[begin The input]

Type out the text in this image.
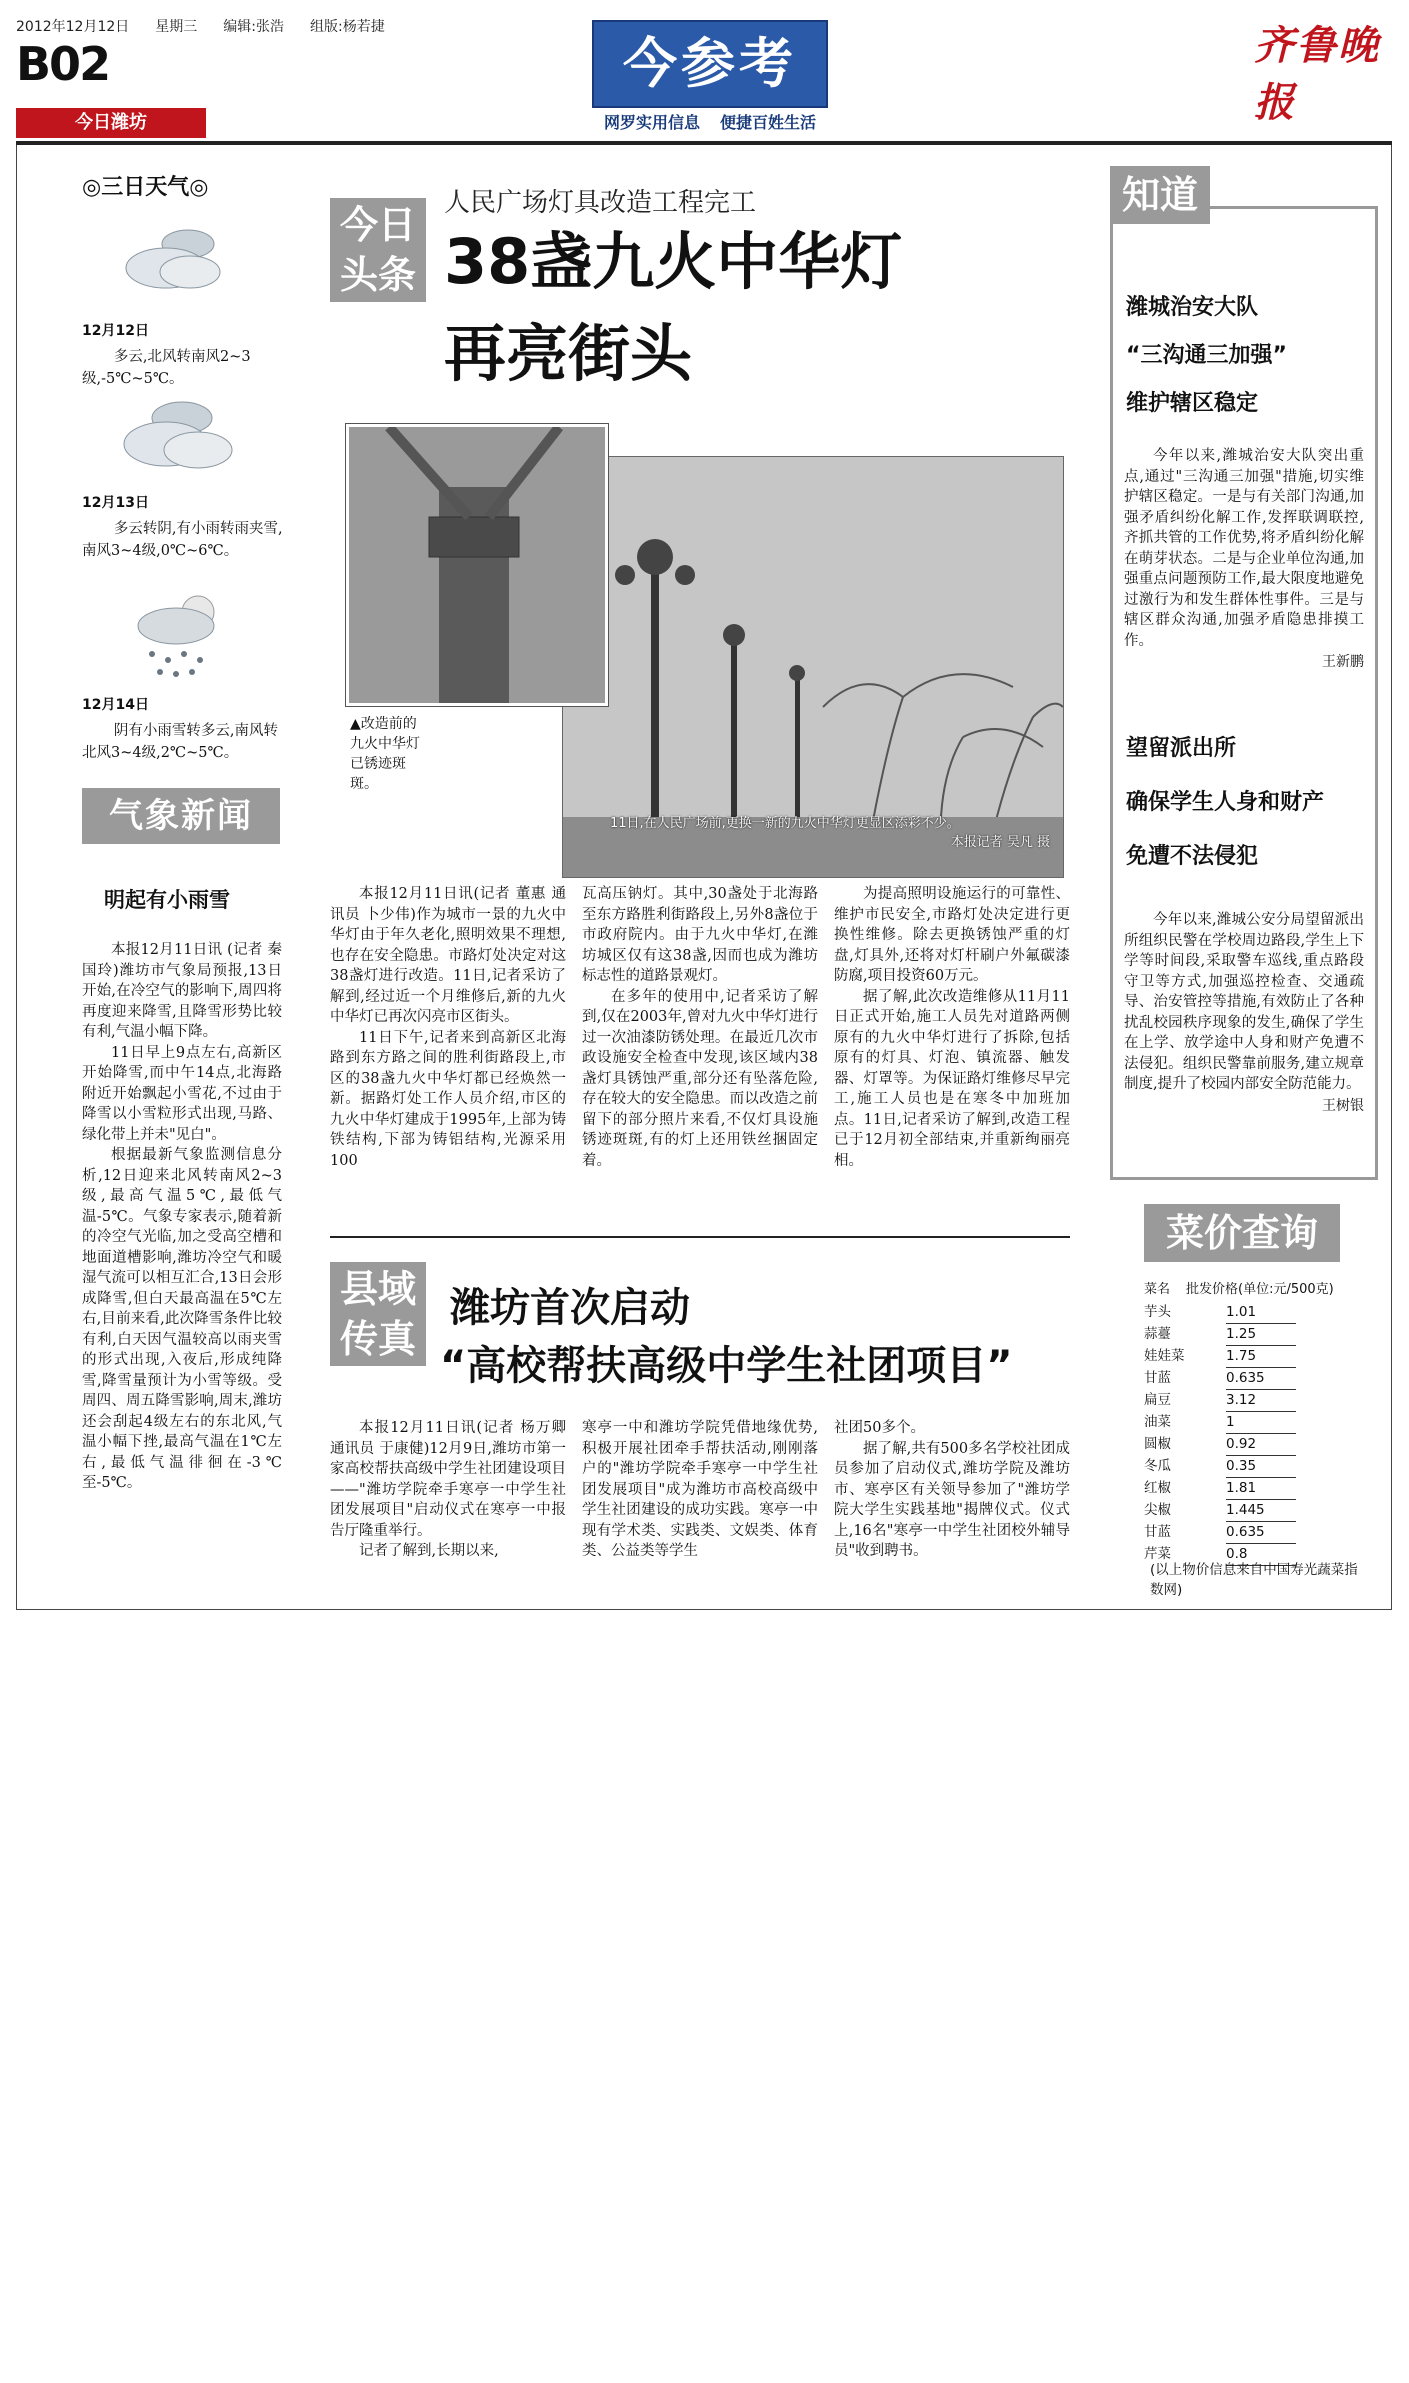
2012年12月12日 星期三 编辑:张浩 组版:杨若捷
B02
今日潍坊
今参考
网罗实用信息 便捷百姓生活
齐鲁晚报
◎三日天气◎
12月12日
多云,北风转南风2~3级,-5℃~5℃。
12月13日
多云转阴,有小雨转雨夹雪,南风3~4级,0℃~6℃。
12月14日
阴有小雨雪转多云,南风转北风3~4级,2℃~5℃。
气象新闻
明起有小雨雪

本报12月11日讯 (记者 秦国玲)潍坊市气象局预报,13日开始,在冷空气的影响下,周四将再度迎来降雪,且降雪形势比较有利,气温小幅下降。

11日早上9点左右,高新区开始降雪,而中午14点,北海路附近开始飘起小雪花,不过由于降雪以小雪粒形式出现,马路、绿化带上并未"见白"。

根据最新气象监测信息分析,12日迎来北风转南风2~3级,最高气温5℃,最低气温-5℃。气象专家表示,随着新的冷空气光临,加之受高空槽和地面道槽影响,潍坊冷空气和暖湿气流可以相互汇合,13日会形成降雪,但白天最高温在5℃左右,目前来看,此次降雪条件比较有利,白天因气温较高以雨夹雪的形式出现,入夜后,形成纯降雪,降雪量预计为小雪等级。受周四、周五降雪影响,周末,潍坊还会刮起4级左右的东北风,气温小幅下挫,最高气温在1℃左右,最低气温徘徊在-3℃至-5℃。

今日头条
人民广场灯具改造工程完工
38盏九火中华灯
再亮街头
11日,在人民广场前,更换一新的九火中华灯更显区添彩不少。
本报记者 吴凡 摄
▲改造前的九火中华灯已锈迹斑斑。

本报12月11日讯(记者 董惠 通讯员 卜少伟)作为城市一景的九火中华灯由于年久老化,照明效果不理想,也存在安全隐患。市路灯处决定对这38盏灯进行改造。11日,记者采访了解到,经过近一个月维修后,新的九火中华灯已再次闪亮市区街头。

11日下午,记者来到高新区北海路到东方路之间的胜利街路段上,市区的38盏九火中华灯都已经焕然一新。据路灯处工作人员介绍,市区的九火中华灯建成于1995年,上部为铸铁结构,下部为铸铝结构,光源采用100

瓦高压钠灯。其中,30盏处于北海路至东方路胜利街路段上,另外8盏位于市政府院内。由于九火中华灯,在潍坊城区仅有这38盏,因而也成为潍坊标志性的道路景观灯。

在多年的使用中,记者采访了解到,仅在2003年,曾对九火中华灯进行过一次油漆防锈处理。在最近几次市政设施安全检查中发现,该区域内38盏灯具锈蚀严重,部分还有坠落危险,存在较大的安全隐患。而以改造之前留下的部分照片来看,不仅灯具设施锈迹斑斑,有的灯上还用铁丝捆固定着。

为提高照明设施运行的可靠性、维护市民安全,市路灯处决定进行更换性维修。除去更换锈蚀严重的灯盘,灯具外,还将对灯杆刷户外氟碳漆防腐,项目投资60万元。

据了解,此次改造维修从11月11日正式开始,施工人员先对道路两侧原有的九火中华灯进行了拆除,包括原有的灯具、灯泡、镇流器、触发器、灯罩等。为保证路灯维修尽早完工,施工人员也是在寒冬中加班加点。11日,记者采访了解到,改造工程已于12月初全部结束,并重新绚丽亮相。

县域传真
潍坊首次启动
“高校帮扶高级中学生社团项目”

本报12月11日讯(记者 杨万卿 通讯员 于康健)12月9日,潍坊市第一家高校帮扶高级中学生社团建设项目——"潍坊学院牵手寒亭一中学生社团发展项目"启动仪式在寒亭一中报告厅隆重举行。

记者了解到,长期以来,

寒亭一中和潍坊学院凭借地缘优势,积极开展社团牵手帮扶活动,刚刚落户的"潍坊学院牵手寒亭一中学生社团发展项目"成为潍坊市高校高级中学生社团建设的成功实践。寒亭一中现有学术类、实践类、文娱类、体育类、公益类等学生

社团50多个。

据了解,共有500多名学校社团成员参加了启动仪式,潍坊学院及潍坊市、寒亭区有关领导参加了"潍坊学院大学生实践基地"揭牌仪式。仪式上,16名"寒亭一中学生社团校外辅导员"收到聘书。

知道
潍城治安大队
“三沟通三加强”
维护辖区稳定

今年以来,潍城治安大队突出重点,通过"三沟通三加强"措施,切实维护辖区稳定。一是与有关部门沟通,加强矛盾纠纷化解工作,发挥联调联控,齐抓共管的工作优势,将矛盾纠纷化解在萌芽状态。二是与企业单位沟通,加强重点问题预防工作,最大限度地避免过激行为和发生群体性事件。三是与辖区群众沟通,加强矛盾隐患排摸工作。

王新鹏
望留派出所
确保学生人身和财产
免遭不法侵犯

今年以来,潍城公安分局望留派出所组织民警在学校周边路段,学生上下学等时间段,采取警车巡线,重点路段守卫等方式,加强巡控检查、交通疏导、治安管控等措施,有效防止了各种扰乱校园秩序现象的发生,确保了学生在上学、放学途中人身和财产免遭不法侵犯。组织民警靠前服务,建立规章制度,提升了校园内部安全防范能力。

王树银
菜价查询
菜名 批发价格(单位:元/500克)
芋头	1.01
蒜薹	1.25
娃娃菜	1.75
甘蓝	0.635
扁豆	3.12
油菜	1
圆椒	0.92
冬瓜	0.35
红椒	1.81
尖椒	1.445
甘蓝	0.635
芹菜	0.8
(以上物价信息来自中国寿光蔬菜指数网)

[end The input]

__What you need to do__
Identify lines with the string "记者采访了解到". Copy each one.

__Result below__
本报12月11日讯(记者 董惠 通讯员 卜少伟)作为城市一景的九火中华灯由于年久老化,照明效果不理想,也存在安全隐患。市路灯处决定对这38盏灯进行改造。11日,记者采访了解到,经过近一个月维修后,新的九火中华灯已再次闪亮市区街头。
在多年的使用中,记者采访了解到,仅在2003年,曾对九火中华灯进行过一次油漆防锈处理。在最近几次市政设施安全检查中发现,该区域内38盏灯具锈蚀严重,部分还有坠落危险,存在较大的安全隐患。而以改造之前留下的部分照片来看,不仅灯具设施锈迹斑斑,有的灯上还用铁丝捆固定着。
据了解,此次改造维修从11月11日正式开始,施工人员先对道路两侧原有的九火中华灯进行了拆除,包括原有的灯具、灯泡、镇流器、触发器、灯罩等。为保证路灯维修尽早完工,施工人员也是在寒冬中加班加点。11日,记者采访了解到,改造工程已于12月初全部结束,并重新绚丽亮相。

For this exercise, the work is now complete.